- [PROBLEM REQUIREMENTS]:
Copy each line below that contains "overcomes".

- [DATASET CONTENT]:
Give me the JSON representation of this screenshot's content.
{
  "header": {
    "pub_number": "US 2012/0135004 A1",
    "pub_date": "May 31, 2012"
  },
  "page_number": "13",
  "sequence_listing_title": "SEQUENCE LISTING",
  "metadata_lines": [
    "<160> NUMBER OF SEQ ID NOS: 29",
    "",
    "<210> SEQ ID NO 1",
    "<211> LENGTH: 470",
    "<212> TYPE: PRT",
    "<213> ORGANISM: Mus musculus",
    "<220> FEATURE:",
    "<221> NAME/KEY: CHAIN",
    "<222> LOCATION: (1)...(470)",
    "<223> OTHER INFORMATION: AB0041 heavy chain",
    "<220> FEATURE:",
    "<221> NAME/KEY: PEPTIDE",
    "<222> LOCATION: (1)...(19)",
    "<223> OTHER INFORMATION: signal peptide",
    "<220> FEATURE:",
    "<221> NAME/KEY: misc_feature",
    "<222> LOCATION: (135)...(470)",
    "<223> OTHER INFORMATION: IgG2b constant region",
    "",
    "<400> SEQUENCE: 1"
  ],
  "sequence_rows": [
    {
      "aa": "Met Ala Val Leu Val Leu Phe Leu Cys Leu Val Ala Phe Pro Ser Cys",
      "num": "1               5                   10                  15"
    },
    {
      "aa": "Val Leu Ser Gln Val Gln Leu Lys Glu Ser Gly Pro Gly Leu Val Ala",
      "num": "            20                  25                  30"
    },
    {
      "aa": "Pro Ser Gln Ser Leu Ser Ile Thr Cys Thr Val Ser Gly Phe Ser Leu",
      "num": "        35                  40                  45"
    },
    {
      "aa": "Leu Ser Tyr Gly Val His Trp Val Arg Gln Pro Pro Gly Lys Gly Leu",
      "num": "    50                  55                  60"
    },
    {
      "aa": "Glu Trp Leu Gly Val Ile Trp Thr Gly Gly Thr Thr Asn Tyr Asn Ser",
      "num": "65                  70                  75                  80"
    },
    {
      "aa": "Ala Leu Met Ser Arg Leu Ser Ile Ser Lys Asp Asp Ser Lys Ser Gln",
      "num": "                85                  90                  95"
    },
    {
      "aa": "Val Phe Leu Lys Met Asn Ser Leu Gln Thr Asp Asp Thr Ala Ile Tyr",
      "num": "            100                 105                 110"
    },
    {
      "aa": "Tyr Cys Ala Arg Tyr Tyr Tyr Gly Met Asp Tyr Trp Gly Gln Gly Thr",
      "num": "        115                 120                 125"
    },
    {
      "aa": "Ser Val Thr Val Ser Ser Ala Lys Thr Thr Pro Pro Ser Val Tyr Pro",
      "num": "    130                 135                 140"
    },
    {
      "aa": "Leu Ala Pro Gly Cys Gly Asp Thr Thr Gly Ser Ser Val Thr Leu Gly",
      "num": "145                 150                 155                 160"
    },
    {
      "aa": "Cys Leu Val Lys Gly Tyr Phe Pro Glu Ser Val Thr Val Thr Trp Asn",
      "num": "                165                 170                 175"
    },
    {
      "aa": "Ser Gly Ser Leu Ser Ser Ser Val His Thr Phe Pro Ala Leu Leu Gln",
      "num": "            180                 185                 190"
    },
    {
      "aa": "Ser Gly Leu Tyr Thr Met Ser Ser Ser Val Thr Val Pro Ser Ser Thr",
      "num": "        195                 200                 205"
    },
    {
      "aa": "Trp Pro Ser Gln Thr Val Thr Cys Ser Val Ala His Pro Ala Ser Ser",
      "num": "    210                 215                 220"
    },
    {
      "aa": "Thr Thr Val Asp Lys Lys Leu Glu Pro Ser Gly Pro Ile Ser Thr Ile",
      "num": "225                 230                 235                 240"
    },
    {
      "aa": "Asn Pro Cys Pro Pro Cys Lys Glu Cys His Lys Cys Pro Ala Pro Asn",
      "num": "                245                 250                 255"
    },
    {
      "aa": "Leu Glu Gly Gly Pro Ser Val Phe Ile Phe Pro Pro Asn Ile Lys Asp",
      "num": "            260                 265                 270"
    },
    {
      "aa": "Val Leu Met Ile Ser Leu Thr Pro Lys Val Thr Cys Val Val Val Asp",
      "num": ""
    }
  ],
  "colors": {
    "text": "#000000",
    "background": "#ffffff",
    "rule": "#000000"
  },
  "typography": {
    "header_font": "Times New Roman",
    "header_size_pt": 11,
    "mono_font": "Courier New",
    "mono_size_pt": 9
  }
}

...

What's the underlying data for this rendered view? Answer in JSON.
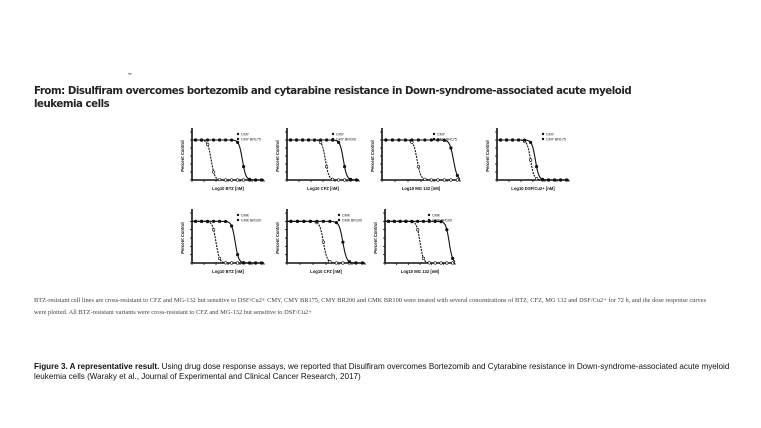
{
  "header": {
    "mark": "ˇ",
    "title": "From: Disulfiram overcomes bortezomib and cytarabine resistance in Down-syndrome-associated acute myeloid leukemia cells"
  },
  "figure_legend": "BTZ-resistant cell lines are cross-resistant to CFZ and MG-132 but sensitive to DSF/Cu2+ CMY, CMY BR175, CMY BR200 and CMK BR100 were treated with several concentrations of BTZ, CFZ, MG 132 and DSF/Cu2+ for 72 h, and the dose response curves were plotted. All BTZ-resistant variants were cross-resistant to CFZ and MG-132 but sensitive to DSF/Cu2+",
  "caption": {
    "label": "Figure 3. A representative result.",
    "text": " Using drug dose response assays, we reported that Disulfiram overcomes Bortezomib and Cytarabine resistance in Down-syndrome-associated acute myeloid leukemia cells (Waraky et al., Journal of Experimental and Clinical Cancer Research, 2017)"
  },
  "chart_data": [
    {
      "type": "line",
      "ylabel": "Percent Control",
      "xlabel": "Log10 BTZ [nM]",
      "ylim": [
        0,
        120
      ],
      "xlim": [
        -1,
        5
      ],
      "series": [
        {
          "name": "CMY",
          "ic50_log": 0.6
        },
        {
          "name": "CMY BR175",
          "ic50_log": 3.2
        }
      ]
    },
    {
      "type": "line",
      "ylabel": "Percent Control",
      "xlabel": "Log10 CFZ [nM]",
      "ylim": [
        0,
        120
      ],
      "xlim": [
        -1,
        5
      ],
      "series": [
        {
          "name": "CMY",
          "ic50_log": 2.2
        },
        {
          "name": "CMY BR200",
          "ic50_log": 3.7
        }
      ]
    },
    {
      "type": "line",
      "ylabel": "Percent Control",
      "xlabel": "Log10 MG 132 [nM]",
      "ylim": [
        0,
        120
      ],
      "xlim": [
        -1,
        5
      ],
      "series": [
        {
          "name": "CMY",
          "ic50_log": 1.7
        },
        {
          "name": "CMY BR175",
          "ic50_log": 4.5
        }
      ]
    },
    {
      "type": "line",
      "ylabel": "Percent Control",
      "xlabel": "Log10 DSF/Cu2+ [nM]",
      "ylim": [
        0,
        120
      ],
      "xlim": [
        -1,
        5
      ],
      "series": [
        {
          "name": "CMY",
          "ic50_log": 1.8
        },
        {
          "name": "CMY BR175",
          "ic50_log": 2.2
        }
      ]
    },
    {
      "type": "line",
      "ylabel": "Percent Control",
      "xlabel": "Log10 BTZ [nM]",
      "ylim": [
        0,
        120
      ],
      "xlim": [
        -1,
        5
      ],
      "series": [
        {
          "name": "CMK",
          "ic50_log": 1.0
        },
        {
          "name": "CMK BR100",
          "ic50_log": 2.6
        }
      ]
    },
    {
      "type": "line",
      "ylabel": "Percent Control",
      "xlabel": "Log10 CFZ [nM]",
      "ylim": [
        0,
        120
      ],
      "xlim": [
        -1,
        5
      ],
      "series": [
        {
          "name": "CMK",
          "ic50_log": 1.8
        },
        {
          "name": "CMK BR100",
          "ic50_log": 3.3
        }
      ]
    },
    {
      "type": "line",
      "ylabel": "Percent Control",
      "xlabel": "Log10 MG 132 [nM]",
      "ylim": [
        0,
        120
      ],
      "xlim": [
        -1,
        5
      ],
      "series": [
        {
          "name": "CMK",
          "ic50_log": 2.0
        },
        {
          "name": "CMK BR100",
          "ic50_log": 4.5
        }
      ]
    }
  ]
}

* * *

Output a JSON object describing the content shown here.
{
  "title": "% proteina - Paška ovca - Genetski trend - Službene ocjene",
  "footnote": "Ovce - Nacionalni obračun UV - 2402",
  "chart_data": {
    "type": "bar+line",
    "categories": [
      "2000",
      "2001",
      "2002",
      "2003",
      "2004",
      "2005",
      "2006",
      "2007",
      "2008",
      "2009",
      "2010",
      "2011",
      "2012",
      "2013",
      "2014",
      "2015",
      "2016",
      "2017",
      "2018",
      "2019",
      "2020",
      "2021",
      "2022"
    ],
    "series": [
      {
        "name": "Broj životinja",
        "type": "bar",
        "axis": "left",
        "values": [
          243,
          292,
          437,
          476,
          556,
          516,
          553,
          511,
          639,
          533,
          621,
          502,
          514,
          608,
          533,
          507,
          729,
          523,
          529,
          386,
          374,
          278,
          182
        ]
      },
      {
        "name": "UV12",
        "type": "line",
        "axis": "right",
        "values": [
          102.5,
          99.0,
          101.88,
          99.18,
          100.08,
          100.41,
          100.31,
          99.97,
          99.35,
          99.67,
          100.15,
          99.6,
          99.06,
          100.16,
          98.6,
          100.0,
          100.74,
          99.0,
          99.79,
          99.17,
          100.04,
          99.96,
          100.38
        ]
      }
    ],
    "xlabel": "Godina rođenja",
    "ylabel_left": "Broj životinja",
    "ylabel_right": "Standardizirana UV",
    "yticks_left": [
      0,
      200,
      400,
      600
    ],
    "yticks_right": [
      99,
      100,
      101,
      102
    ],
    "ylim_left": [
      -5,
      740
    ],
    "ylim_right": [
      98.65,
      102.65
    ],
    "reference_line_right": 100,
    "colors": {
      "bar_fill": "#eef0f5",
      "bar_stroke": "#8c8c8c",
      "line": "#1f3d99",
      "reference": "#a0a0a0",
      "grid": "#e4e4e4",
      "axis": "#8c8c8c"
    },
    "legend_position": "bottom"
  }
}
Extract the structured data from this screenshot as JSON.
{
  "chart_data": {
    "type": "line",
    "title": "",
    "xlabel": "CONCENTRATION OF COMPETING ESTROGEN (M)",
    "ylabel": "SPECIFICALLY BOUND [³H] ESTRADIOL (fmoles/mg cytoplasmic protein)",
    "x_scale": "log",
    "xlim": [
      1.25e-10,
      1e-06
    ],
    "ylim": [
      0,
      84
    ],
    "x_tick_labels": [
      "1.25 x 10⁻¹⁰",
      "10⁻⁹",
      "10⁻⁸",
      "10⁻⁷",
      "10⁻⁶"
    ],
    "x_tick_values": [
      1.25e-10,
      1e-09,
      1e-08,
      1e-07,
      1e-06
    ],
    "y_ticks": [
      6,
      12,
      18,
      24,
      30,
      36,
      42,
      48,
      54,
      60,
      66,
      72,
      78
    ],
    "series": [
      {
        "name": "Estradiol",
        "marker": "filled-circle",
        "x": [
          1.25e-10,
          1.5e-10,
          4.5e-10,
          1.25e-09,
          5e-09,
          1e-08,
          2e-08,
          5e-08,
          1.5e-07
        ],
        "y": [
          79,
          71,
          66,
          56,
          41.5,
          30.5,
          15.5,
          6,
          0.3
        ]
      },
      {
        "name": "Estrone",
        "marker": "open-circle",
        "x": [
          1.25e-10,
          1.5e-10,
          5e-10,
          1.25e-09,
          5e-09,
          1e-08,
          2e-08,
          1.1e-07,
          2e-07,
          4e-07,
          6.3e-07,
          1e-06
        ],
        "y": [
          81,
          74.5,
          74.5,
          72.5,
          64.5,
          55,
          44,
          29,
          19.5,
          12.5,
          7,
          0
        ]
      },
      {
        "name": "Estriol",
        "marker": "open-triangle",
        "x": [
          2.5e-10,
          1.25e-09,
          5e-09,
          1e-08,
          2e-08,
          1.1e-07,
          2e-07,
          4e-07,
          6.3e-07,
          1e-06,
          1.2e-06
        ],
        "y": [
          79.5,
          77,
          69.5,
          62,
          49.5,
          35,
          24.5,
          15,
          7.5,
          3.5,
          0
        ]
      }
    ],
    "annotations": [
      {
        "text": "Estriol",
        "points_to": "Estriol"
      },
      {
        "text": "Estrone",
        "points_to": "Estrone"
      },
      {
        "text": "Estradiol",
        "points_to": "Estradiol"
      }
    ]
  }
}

- [REPLY TO THE EXERCISE]:
    "title": "From: Disulfiram overcomes bortezomib and cytarabine resistance in Down-syndrome-associated acute myeloid leukemia cells"
    "text": " Using drug dose response assays, we reported that Disulfiram overcomes Bortezomib and Cytarabine resistance in Down-syndrome-associated acute myeloid leukemia cells (Waraky et al., Journal of Experimental and Clinical Cancer Research, 2017)"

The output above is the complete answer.